### [Do this]
Images excluded, repeat each entry below exactly.
++++++++
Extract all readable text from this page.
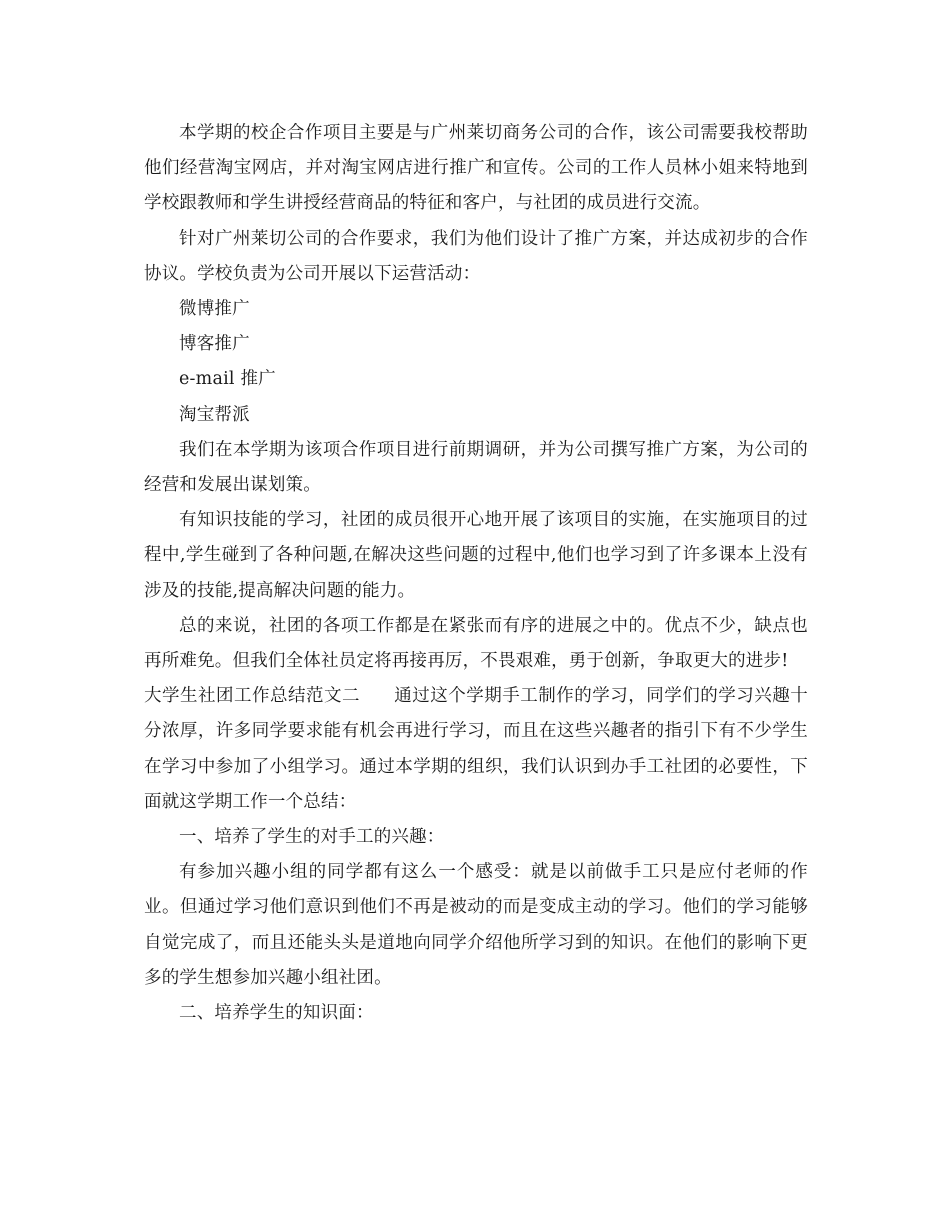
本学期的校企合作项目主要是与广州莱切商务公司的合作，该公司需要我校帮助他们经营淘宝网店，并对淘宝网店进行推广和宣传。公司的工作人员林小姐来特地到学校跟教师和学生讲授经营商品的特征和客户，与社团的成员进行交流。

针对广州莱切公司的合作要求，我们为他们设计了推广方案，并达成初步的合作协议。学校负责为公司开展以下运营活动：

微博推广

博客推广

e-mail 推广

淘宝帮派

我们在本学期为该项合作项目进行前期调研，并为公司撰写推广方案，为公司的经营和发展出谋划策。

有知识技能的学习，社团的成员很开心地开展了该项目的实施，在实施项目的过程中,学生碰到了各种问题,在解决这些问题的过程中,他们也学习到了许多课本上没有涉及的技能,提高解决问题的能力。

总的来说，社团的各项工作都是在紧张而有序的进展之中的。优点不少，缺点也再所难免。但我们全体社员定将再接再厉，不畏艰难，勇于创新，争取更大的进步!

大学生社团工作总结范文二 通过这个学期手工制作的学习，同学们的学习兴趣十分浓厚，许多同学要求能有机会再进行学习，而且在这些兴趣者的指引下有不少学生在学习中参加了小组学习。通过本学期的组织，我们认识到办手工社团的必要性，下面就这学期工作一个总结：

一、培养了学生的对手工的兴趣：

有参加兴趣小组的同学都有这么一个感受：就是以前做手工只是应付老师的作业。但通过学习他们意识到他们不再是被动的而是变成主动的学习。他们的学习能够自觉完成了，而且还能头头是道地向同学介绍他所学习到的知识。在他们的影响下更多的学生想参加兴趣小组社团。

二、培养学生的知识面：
++++++++
### [Complete response]
Extract all readable text from this page.
本学期的校企合作项目主要是与广州莱切商务公司的合作，该公司需要我校帮助他们经营淘宝网店，并对淘宝网店进行推广和宣传。公司的工作人员林小姐来特地到学校跟教师和学生讲授经营商品的特征和客户，与社团的成员进行交流。

针对广州莱切公司的合作要求，我们为他们设计了推广方案，并达成初步的合作协议。学校负责为公司开展以下运营活动：

微博推广

博客推广

e-mail 推广

淘宝帮派

我们在本学期为该项合作项目进行前期调研，并为公司撰写推广方案，为公司的经营和发展出谋划策。

有知识技能的学习，社团的成员很开心地开展了该项目的实施，在实施项目的过程中,学生碰到了各种问题,在解决这些问题的过程中,他们也学习到了许多课本上没有涉及的技能,提高解决问题的能力。

总的来说，社团的各项工作都是在紧张而有序的进展之中的。优点不少，缺点也再所难免。但我们全体社员定将再接再厉，不畏艰难，勇于创新，争取更大的进步!

大学生社团工作总结范文二 通过这个学期手工制作的学习，同学们的学习兴趣十分浓厚，许多同学要求能有机会再进行学习，而且在这些兴趣者的指引下有不少学生在学习中参加了小组学习。通过本学期的组织，我们认识到办手工社团的必要性，下面就这学期工作一个总结：

一、培养了学生的对手工的兴趣：

有参加兴趣小组的同学都有这么一个感受：就是以前做手工只是应付老师的作业。但通过学习他们意识到他们不再是被动的而是变成主动的学习。他们的学习能够自觉完成了，而且还能头头是道地向同学介绍他所学习到的知识。在他们的影响下更多的学生想参加兴趣小组社团。

二、培养学生的知识面：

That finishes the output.